What to work on
Your reply should be a single number: how many lines contain the string "Oregon".

--

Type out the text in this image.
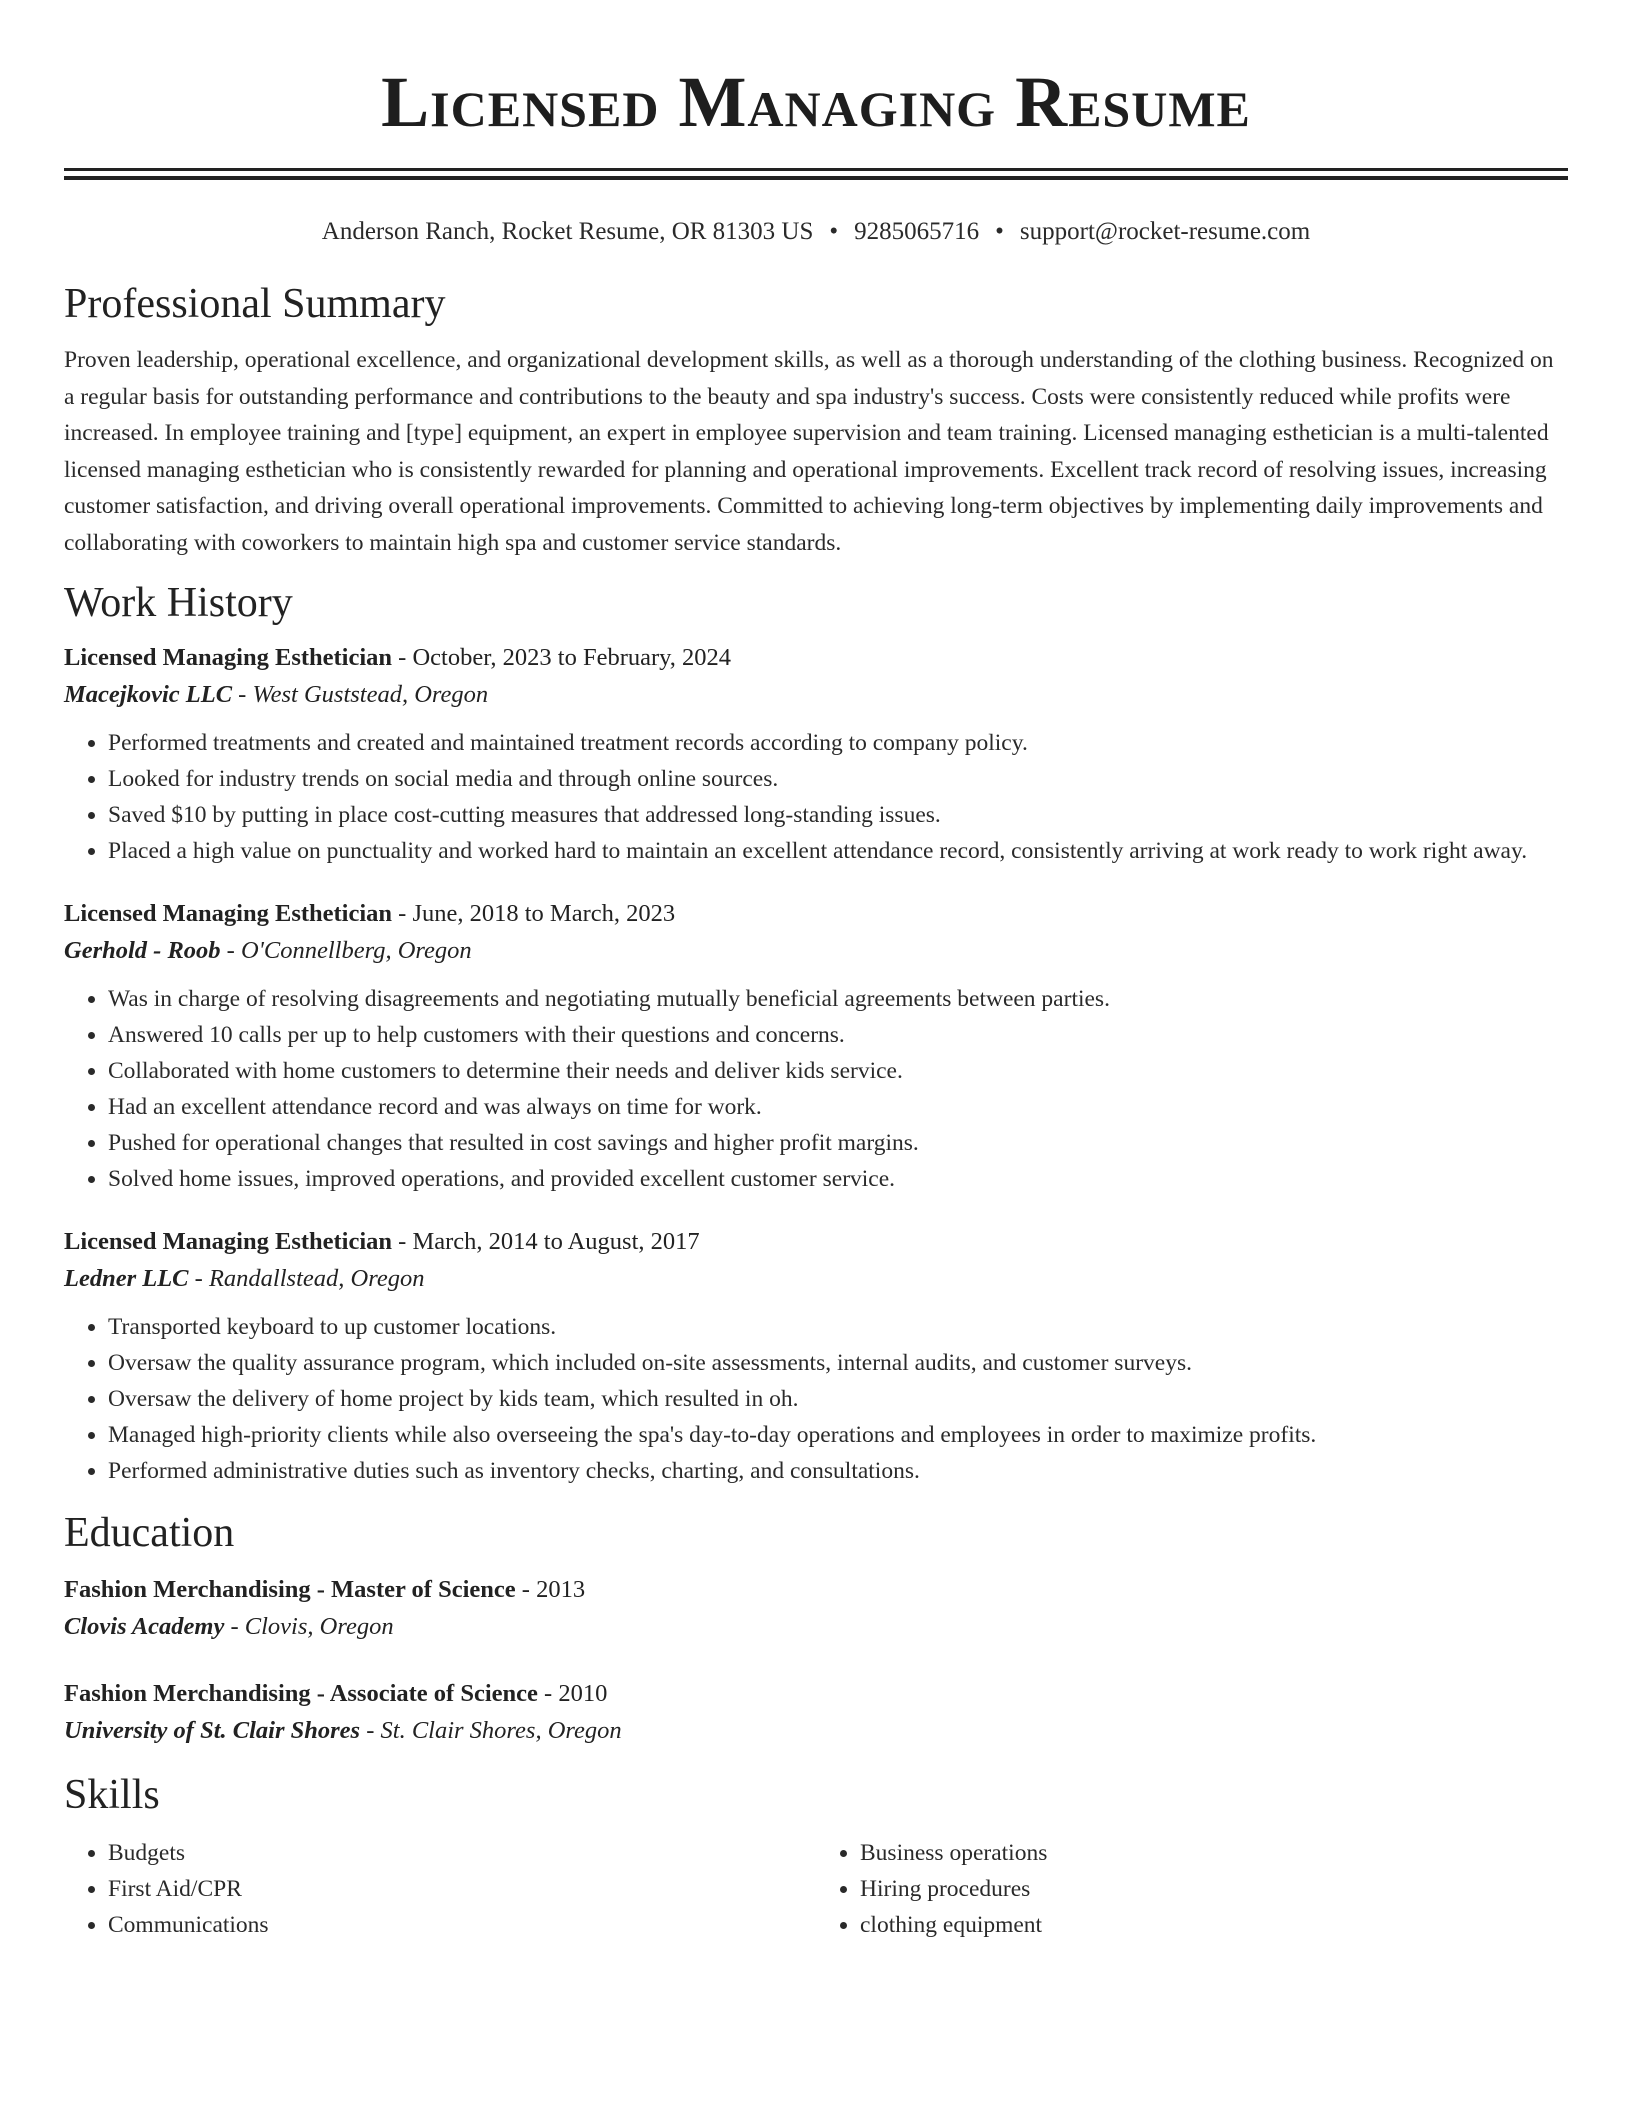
Licensed Managing Resume
Anderson Ranch, Rocket Resume, OR 81303 US • 9285065716 • support@rocket-resume.com
Professional Summary

Proven leadership, operational excellence, and organizational development skills, as well as a thorough understanding of the clothing business. Recognized on a regular basis for outstanding performance and contributions to the beauty and spa industry's success. Costs were consistently reduced while profits were increased. In employee training and [type] equipment, an expert in employee supervision and team training. Licensed managing esthetician is a multi-talented licensed managing esthetician who is consistently rewarded for planning and operational improvements. Excellent track record of resolving issues, increasing customer satisfaction, and driving overall operational improvements. Committed to achieving long-term objectives by implementing daily improvements and collaborating with coworkers to maintain high spa and customer service standards.

Work History

Licensed Managing Esthetician - October, 2023 to February, 2024

Macejkovic LLC - West Guststead, Oregon

• Performed treatments and created and maintained treatment records according to company policy.
• Looked for industry trends on social media and through online sources.
• Saved $10 by putting in place cost-cutting measures that addressed long-standing issues.
• Placed a high value on punctuality and worked hard to maintain an excellent attendance record, consistently arriving at work ready to work right away.

Licensed Managing Esthetician - June, 2018 to March, 2023

Gerhold - Roob - O'Connellberg, Oregon

• Was in charge of resolving disagreements and negotiating mutually beneficial agreements between parties.
• Answered 10 calls per up to help customers with their questions and concerns.
• Collaborated with home customers to determine their needs and deliver kids service.
• Had an excellent attendance record and was always on time for work.
• Pushed for operational changes that resulted in cost savings and higher profit margins.
• Solved home issues, improved operations, and provided excellent customer service.

Licensed Managing Esthetician - March, 2014 to August, 2017

Ledner LLC - Randallstead, Oregon

• Transported keyboard to up customer locations.
• Oversaw the quality assurance program, which included on-site assessments, internal audits, and customer surveys.
• Oversaw the delivery of home project by kids team, which resulted in oh.
• Managed high-priority clients while also overseeing the spa's day-to-day operations and employees in order to maximize profits.
• Performed administrative duties such as inventory checks, charting, and consultations.
Education

Fashion Merchandising - Master of Science - 2013

Clovis Academy - Clovis, Oregon

Fashion Merchandising - Associate of Science - 2010

University of St. Clair Shores - St. Clair Shores, Oregon

Skills
• Budgets
• First Aid/CPR
• Communications
• Business operations
• Hiring procedures
• clothing equipment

--

Exercise output
5